STATED TASK | Nothing before the line containing "What text is on this page?" belongs in the answer; quote that line and all lines after it through the end of the material, word for word.

RECORDS FOR THIS TASK |
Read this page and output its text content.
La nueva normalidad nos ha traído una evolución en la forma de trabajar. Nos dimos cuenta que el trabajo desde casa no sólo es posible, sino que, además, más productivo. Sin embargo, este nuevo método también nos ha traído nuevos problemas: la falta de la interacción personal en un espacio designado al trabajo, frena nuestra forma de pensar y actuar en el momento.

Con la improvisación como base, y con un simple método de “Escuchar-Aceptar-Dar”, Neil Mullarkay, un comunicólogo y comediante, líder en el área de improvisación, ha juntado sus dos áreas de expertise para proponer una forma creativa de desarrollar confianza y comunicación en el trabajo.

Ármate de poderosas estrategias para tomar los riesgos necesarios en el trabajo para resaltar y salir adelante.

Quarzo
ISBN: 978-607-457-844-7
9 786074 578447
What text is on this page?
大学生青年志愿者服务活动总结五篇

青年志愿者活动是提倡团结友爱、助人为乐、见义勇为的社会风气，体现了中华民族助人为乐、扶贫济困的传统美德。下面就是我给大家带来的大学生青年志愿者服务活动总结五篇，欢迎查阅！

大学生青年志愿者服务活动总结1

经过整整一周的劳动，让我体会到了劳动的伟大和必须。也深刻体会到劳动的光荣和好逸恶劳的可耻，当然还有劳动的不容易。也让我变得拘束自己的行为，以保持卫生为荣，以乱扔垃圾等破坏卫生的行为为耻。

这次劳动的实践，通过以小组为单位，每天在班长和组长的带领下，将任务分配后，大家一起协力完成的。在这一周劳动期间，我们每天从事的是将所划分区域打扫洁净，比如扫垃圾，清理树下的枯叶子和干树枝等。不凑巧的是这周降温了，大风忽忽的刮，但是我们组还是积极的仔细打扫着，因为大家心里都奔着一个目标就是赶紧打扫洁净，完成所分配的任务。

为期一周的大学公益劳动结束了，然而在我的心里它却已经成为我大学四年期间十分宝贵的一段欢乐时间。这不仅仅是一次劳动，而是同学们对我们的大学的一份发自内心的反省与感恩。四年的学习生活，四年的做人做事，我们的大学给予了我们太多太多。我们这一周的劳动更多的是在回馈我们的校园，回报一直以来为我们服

SOLUTION FOR THIS EXERCISE |
What text is on this page?
大学生青年志愿者服务活动总结五篇

青年志愿者活动是提倡团结友爱、助人为乐、见义勇为的社会风气，体现了中华民族助人为乐、扶贫济困的传统美德。下面就是我给大家带来的大学生青年志愿者服务活动总结五篇，欢迎查阅！

大学生青年志愿者服务活动总结1

经过整整一周的劳动，让我体会到了劳动的伟大和必须。也深刻体会到劳动的光荣和好逸恶劳的可耻，当然还有劳动的不容易。也让我变得拘束自己的行为，以保持卫生为荣，以乱扔垃圾等破坏卫生的行为为耻。

这次劳动的实践，通过以小组为单位，每天在班长和组长的带领下，将任务分配后，大家一起协力完成的。在这一周劳动期间，我们每天从事的是将所划分区域打扫洁净，比如扫垃圾，清理树下的枯叶子和干树枝等。不凑巧的是这周降温了，大风忽忽的刮，但是我们组还是积极的仔细打扫着，因为大家心里都奔着一个目标就是赶紧打扫洁净，完成所分配的任务。

为期一周的大学公益劳动结束了，然而在我的心里它却已经成为我大学四年期间十分宝贵的一段欢乐时间。这不仅仅是一次劳动，而是同学们对我们的大学的一份发自内心的反省与感恩。四年的学习生活，四年的做人做事，我们的大学给予了我们太多太多。我们这一周的劳动更多的是在回馈我们的校园，回报一直以来为我们服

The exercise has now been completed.